● Your objective
From the records below, give the number of lines that contain the string "estaba", without any other text.

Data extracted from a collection
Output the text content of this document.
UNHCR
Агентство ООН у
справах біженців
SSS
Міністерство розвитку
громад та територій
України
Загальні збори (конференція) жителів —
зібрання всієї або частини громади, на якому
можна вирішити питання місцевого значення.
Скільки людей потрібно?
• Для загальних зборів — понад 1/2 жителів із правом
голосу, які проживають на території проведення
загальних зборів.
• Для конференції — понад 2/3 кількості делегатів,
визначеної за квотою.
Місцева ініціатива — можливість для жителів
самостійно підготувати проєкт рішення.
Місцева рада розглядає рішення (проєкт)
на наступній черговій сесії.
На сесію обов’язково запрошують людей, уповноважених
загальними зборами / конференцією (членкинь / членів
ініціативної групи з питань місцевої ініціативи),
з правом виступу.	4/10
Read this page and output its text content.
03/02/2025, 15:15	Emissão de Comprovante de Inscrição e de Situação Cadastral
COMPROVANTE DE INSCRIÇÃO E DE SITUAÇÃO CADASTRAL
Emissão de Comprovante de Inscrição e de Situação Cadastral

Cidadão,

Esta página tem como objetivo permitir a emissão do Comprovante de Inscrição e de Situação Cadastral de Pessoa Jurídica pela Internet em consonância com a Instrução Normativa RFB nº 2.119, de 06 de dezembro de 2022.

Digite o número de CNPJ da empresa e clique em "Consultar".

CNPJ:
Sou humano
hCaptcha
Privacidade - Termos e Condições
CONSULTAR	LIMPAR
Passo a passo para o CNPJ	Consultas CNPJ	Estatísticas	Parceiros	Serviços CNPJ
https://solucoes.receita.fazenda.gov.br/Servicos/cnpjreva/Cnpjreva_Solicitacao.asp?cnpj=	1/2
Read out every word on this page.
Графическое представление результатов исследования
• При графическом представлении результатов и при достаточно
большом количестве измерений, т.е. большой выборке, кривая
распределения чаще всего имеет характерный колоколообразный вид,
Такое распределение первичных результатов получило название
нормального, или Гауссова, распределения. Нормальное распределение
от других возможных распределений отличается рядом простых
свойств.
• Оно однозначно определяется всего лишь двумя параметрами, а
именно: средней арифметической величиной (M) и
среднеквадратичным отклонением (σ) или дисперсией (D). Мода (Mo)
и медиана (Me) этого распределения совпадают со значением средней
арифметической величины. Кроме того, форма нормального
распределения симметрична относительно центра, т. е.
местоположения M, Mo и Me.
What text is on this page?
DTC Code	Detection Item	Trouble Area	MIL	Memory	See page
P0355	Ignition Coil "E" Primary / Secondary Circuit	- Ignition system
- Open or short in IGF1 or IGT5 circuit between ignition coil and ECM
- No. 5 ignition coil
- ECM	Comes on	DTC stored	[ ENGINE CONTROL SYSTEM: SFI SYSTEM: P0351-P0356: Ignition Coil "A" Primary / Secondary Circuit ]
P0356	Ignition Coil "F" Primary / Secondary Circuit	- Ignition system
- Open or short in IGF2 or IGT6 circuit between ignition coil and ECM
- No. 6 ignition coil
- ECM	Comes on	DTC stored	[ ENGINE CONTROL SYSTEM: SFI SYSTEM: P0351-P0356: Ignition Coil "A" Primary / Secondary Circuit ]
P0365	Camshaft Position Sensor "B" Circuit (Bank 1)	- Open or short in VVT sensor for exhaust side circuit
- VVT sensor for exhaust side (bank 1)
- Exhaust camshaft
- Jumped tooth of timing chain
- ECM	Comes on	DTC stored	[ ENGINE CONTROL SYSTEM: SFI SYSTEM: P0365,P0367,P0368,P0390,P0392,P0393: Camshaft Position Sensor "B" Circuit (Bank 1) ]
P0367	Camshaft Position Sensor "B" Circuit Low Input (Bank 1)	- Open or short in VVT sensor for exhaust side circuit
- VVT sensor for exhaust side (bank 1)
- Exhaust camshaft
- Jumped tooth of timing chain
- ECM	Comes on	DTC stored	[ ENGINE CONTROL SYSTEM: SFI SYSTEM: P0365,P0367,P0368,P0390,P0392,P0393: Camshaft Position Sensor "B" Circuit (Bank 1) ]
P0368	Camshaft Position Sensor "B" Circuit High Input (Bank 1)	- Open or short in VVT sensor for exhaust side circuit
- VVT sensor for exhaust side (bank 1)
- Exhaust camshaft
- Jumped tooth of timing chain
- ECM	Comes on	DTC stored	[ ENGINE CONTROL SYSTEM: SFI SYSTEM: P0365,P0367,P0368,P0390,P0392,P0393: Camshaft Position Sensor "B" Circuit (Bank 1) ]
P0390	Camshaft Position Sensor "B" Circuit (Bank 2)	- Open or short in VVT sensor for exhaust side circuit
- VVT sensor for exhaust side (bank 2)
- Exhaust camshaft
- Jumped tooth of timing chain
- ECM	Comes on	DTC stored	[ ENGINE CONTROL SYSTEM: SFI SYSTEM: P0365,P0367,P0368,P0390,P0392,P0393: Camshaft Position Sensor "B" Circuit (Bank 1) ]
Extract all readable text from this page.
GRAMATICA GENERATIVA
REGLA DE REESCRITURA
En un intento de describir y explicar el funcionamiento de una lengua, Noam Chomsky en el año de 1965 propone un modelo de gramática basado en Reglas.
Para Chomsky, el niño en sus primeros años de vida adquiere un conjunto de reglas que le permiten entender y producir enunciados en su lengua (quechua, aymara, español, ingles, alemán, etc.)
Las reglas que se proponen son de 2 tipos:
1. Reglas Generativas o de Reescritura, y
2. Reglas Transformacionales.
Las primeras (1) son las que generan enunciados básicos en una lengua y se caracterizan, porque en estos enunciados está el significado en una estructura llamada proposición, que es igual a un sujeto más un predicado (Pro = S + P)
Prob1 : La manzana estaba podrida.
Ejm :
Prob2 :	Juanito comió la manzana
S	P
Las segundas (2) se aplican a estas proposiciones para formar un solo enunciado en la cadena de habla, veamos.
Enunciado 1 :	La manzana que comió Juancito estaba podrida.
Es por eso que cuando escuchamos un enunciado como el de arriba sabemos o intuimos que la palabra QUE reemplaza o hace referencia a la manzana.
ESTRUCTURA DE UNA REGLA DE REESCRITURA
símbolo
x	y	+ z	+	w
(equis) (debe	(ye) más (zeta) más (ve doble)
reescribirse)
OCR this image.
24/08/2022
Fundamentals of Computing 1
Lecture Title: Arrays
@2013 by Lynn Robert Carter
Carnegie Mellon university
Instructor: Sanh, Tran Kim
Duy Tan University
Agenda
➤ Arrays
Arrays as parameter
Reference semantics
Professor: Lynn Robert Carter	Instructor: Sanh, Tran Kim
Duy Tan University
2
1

● Response to this exercise
2